_GIVEN TASK_
Where a line of the material contains the string "Chrome", copy that line.

Some records
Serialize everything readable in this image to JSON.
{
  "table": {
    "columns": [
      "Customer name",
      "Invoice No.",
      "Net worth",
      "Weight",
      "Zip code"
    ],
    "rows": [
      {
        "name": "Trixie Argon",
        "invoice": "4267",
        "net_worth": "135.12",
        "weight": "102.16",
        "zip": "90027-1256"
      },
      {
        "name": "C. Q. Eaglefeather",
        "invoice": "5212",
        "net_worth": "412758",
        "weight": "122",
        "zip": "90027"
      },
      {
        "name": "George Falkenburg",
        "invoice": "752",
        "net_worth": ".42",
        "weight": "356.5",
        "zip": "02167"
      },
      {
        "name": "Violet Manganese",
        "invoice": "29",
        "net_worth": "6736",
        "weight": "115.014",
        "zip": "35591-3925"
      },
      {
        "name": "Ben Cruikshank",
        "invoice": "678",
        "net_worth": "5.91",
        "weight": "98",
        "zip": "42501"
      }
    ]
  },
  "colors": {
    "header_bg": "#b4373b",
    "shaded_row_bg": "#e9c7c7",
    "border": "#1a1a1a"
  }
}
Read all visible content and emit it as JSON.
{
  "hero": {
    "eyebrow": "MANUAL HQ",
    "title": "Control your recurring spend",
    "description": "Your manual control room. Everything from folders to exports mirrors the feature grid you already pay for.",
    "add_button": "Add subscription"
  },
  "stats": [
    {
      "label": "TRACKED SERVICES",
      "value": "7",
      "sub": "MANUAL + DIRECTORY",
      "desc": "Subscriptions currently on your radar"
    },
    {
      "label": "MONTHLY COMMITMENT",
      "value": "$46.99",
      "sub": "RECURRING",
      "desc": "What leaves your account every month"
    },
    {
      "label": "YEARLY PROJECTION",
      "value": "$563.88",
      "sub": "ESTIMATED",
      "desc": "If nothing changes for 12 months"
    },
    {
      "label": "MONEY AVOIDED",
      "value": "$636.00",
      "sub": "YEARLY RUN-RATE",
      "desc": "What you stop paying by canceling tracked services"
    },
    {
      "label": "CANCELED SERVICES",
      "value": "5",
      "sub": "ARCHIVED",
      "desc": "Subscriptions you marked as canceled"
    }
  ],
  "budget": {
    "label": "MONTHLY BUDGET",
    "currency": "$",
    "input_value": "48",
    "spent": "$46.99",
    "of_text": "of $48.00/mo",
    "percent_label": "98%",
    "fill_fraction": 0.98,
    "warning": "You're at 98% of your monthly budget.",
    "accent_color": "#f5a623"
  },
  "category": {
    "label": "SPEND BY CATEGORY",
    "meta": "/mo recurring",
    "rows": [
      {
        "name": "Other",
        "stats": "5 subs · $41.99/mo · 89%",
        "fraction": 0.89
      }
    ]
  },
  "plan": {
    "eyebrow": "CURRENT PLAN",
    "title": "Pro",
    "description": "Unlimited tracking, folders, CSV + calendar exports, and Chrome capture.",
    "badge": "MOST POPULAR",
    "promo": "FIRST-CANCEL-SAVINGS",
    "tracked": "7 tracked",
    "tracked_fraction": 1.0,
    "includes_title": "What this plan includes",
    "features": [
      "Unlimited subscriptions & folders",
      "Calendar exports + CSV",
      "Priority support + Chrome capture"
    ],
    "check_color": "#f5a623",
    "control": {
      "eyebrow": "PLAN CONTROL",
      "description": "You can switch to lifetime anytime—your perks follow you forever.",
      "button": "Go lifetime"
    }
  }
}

_RESPONSE_
    "description": "Unlimited tracking, folders, CSV + calendar exports, and Chrome capture.",
      "Priority support + Chrome capture"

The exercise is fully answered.